** Start of Data excerpts **

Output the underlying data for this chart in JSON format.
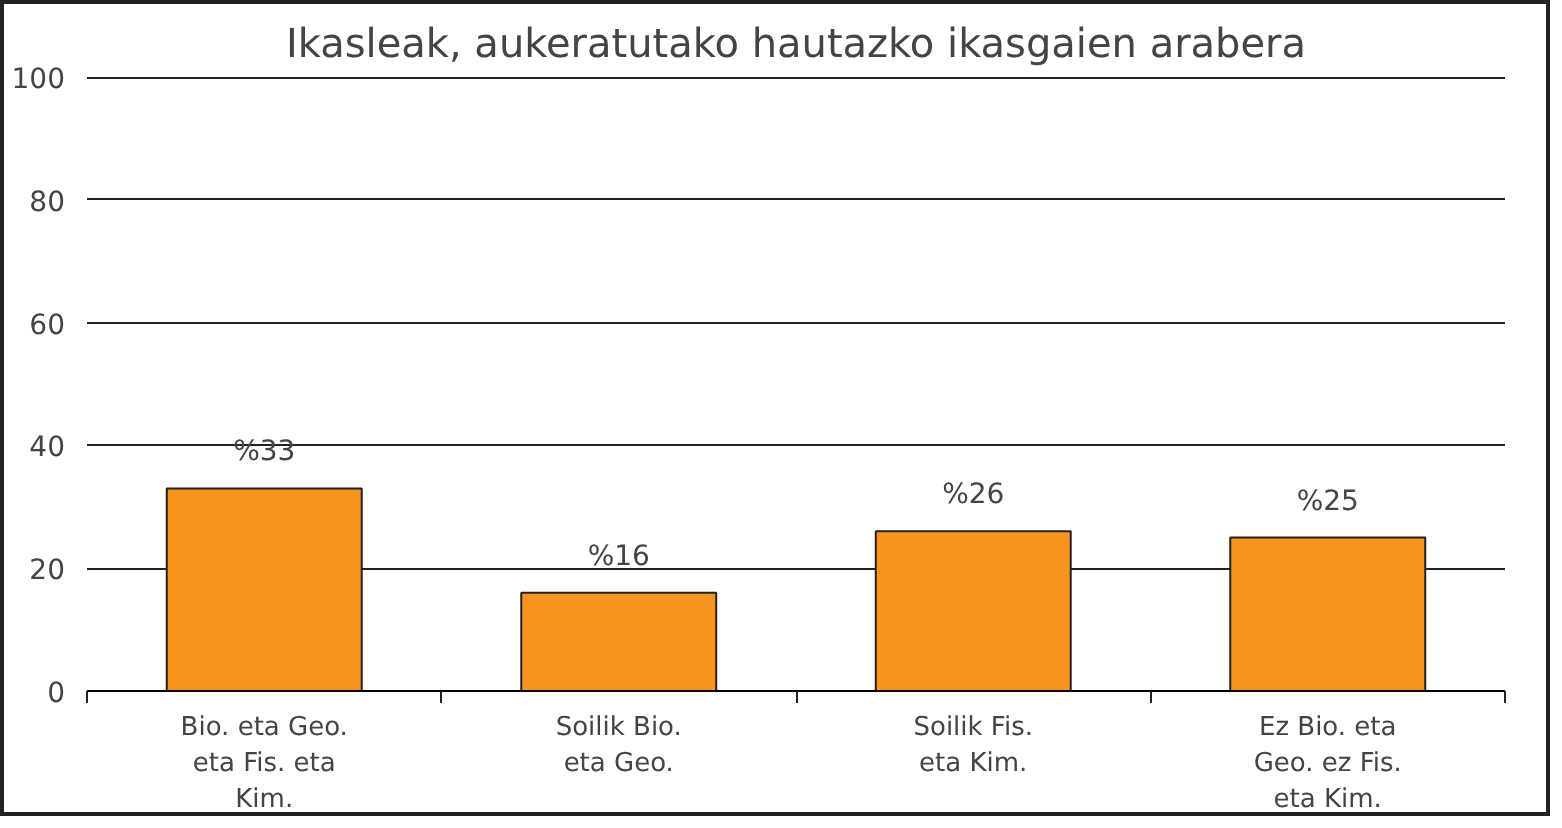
{
  "chart_data": {
    "type": "bar",
    "title": "Ikasleak, aukeratutako hautazko ikasgaien arabera",
    "categories": [
      "Bio. eta Geo. eta Fis. eta Kim.",
      "Soilik Bio. eta Geo.",
      "Soilik Fis. eta Kim.",
      "Ez Bio. eta Geo. ez Fis. eta Kim."
    ],
    "values": [
      33,
      16,
      26,
      25
    ],
    "value_labels": [
      "%33",
      "%16",
      "%26",
      "%25"
    ],
    "color": "#f7941d",
    "ylim": [
      0,
      100
    ],
    "yticks": [
      0,
      20,
      40,
      60,
      80,
      100
    ],
    "grid": "y"
  }
}
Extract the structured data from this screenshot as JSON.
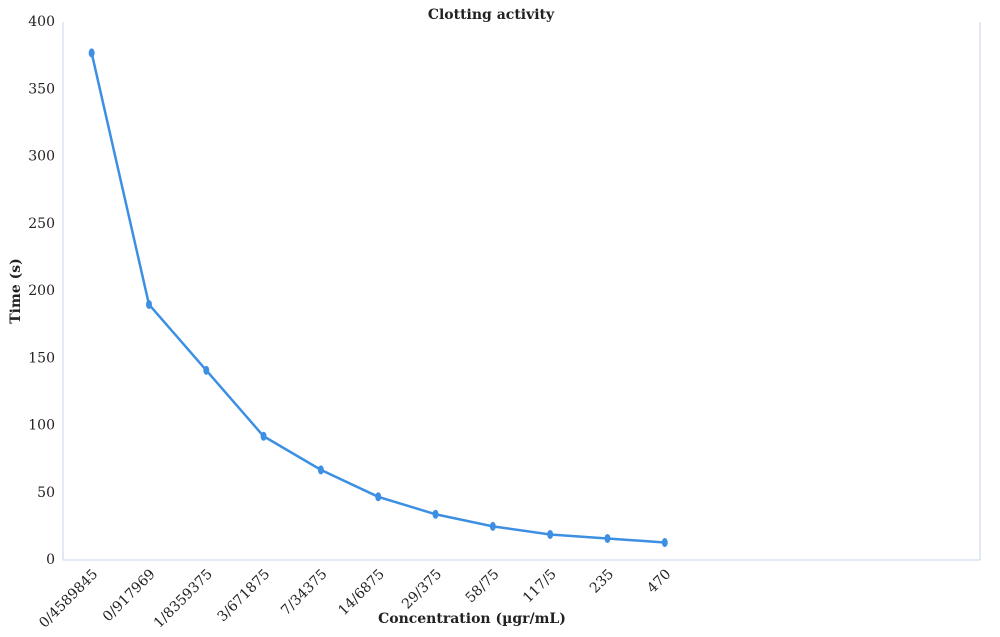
{
  "chart_data": {
    "type": "line",
    "title": "Clotting activity",
    "x_label": "Concentration (µgr/mL)",
    "y_label": "Time (s)",
    "categories": [
      "0/4589845",
      "0/917969",
      "1/8359375",
      "3/671875",
      "7/34375",
      "14/6875",
      "29/375",
      "58/75",
      "117/5",
      "235",
      "470",
      null,
      null,
      null,
      null,
      null
    ],
    "values": [
      377,
      190,
      141,
      92,
      67,
      47,
      34,
      25,
      19,
      16,
      13,
      null,
      null,
      null,
      null,
      null
    ],
    "color": "#3d8fe3",
    "ylim": [
      0,
      400
    ],
    "yticks": [
      0,
      50,
      100,
      150,
      200,
      250,
      300,
      350,
      400
    ],
    "grid": false
  }
}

** End of Data excerpts **

» **What to do**: Repeat the data exactly, dropping every picture it holds.

» **Complete response**:
Output the underlying data for this chart in JSON format.
{
  "chart_data": {
    "type": "bar",
    "title": "Ikasleak, aukeratutako hautazko ikasgaien arabera",
    "categories": [
      "Bio. eta Geo. eta Fis. eta Kim.",
      "Soilik Bio. eta Geo.",
      "Soilik Fis. eta Kim.",
      "Ez Bio. eta Geo. ez Fis. eta Kim."
    ],
    "values": [
      33,
      16,
      26,
      25
    ],
    "value_labels": [
      "%33",
      "%16",
      "%26",
      "%25"
    ],
    "color": "#f7941d",
    "ylim": [
      0,
      100
    ],
    "yticks": [
      0,
      20,
      40,
      60,
      80,
      100
    ],
    "grid": "y"
  }
}
Extract the structured data from this screenshot as JSON.
{
  "chart_data": {
    "type": "line",
    "title": "Clotting activity",
    "x_label": "Concentration (µgr/mL)",
    "y_label": "Time (s)",
    "categories": [
      "0/4589845",
      "0/917969",
      "1/8359375",
      "3/671875",
      "7/34375",
      "14/6875",
      "29/375",
      "58/75",
      "117/5",
      "235",
      "470",
      null,
      null,
      null,
      null,
      null
    ],
    "values": [
      377,
      190,
      141,
      92,
      67,
      47,
      34,
      25,
      19,
      16,
      13,
      null,
      null,
      null,
      null,
      null
    ],
    "color": "#3d8fe3",
    "ylim": [
      0,
      400
    ],
    "yticks": [
      0,
      50,
      100,
      150,
      200,
      250,
      300,
      350,
      400
    ],
    "grid": false
  }
}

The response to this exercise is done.